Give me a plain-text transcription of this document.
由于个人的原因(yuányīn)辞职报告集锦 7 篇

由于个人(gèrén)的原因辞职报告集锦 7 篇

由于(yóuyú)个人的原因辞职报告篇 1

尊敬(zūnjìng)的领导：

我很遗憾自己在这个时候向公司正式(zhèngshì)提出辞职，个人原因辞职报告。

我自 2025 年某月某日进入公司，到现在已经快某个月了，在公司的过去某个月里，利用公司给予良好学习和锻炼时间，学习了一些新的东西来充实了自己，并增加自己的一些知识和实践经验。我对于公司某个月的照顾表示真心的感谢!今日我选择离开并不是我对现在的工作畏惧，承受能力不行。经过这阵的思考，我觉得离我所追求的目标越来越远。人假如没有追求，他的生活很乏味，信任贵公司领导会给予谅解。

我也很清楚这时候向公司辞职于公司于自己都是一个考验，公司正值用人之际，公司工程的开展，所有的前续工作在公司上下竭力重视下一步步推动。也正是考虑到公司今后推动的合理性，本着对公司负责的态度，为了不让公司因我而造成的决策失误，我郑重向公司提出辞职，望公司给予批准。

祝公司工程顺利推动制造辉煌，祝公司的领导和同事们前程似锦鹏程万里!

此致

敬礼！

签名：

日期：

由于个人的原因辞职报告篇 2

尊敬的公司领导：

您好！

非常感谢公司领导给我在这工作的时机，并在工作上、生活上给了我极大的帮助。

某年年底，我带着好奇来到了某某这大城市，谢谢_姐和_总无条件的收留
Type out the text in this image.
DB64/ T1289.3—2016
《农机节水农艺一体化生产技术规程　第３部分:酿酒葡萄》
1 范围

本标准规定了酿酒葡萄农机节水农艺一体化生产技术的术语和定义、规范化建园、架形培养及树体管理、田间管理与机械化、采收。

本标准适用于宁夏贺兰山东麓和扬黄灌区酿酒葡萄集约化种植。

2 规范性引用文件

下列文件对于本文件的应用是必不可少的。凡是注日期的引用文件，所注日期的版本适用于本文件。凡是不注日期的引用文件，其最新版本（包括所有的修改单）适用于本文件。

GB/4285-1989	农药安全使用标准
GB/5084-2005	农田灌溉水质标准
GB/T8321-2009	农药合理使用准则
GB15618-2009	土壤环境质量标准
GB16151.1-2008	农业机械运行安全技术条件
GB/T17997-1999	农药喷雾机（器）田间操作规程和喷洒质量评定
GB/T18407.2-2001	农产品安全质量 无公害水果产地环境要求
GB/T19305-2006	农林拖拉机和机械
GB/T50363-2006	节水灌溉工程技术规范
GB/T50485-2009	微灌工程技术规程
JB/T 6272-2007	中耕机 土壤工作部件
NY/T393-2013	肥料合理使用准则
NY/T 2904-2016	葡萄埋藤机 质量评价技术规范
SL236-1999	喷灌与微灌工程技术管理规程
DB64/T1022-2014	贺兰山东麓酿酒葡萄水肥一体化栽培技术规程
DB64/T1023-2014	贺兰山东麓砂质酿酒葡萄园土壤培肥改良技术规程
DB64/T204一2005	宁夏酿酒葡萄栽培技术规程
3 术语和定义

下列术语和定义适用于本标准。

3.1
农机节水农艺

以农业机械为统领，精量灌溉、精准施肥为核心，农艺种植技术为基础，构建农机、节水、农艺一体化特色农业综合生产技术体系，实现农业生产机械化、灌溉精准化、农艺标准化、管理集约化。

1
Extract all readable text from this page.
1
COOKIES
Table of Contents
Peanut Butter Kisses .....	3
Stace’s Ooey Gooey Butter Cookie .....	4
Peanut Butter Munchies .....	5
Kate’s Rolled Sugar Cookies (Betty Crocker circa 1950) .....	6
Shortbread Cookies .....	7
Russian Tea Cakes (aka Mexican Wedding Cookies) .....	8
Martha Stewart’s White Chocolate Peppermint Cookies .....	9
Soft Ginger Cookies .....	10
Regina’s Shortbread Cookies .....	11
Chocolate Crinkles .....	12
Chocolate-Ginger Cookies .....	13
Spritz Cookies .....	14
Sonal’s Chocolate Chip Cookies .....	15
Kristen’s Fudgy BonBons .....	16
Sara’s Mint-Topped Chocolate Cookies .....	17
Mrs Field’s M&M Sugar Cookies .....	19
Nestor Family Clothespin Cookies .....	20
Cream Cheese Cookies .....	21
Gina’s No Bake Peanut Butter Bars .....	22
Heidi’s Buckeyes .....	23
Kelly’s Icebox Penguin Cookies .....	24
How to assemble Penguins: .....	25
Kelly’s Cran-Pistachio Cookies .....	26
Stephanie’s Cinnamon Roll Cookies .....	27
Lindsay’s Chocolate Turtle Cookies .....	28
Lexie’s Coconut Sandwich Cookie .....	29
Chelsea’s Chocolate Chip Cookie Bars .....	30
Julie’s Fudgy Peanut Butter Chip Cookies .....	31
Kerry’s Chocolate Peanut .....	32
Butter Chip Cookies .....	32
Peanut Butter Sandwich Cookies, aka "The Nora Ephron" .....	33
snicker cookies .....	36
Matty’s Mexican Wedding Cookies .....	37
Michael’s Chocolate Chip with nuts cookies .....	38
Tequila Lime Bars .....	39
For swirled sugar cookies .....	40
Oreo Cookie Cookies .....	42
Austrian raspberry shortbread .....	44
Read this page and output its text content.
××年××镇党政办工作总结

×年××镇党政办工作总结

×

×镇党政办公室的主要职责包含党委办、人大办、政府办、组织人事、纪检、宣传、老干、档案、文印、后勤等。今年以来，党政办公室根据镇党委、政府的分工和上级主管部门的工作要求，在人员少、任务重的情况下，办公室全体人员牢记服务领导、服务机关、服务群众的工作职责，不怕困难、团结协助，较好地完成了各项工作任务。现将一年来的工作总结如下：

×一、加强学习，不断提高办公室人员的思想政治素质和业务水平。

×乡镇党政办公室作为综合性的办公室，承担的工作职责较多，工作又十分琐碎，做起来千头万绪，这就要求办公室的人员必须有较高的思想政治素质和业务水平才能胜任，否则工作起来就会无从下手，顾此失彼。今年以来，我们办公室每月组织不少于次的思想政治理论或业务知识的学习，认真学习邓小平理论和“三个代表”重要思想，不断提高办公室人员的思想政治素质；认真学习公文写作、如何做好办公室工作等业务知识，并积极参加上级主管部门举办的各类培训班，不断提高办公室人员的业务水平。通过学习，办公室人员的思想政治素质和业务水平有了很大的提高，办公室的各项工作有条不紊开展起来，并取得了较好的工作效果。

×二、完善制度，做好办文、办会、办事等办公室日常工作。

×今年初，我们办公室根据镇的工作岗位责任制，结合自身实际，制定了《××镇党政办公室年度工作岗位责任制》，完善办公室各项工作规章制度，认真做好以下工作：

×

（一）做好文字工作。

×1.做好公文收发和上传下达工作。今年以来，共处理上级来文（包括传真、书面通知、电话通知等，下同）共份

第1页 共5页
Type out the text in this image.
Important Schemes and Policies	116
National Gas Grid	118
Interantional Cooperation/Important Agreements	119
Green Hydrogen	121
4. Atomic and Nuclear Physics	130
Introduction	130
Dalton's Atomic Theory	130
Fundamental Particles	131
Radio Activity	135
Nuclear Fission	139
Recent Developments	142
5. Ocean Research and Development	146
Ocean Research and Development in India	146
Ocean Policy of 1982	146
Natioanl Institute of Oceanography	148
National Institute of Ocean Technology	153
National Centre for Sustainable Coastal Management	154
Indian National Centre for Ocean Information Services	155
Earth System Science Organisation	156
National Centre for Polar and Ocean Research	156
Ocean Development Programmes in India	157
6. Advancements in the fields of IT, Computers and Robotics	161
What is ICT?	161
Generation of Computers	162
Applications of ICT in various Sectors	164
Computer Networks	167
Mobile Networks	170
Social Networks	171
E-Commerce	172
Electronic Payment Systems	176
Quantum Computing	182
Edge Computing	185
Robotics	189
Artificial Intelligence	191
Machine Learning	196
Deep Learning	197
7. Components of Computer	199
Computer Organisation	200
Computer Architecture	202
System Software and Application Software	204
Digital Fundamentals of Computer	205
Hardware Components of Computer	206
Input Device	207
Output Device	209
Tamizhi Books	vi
——
# [AIM OF THE TASK]
Scan the material above. Copy each line that holds the word "Chocolate".

# [RESULT BELOW]
Martha Stewart’s White Chocolate Peppermint Cookies .....	9
Chocolate Crinkles .....	12
Chocolate-Ginger Cookies .....	13
Sonal’s Chocolate Chip Cookies .....	15
Sara’s Mint-Topped Chocolate Cookies .....	17
Lindsay’s Chocolate Turtle Cookies .....	28
Chelsea’s Chocolate Chip Cookie Bars .....	30
Kerry’s Chocolate Peanut .....	32
Michael’s Chocolate Chip with nuts cookies .....	38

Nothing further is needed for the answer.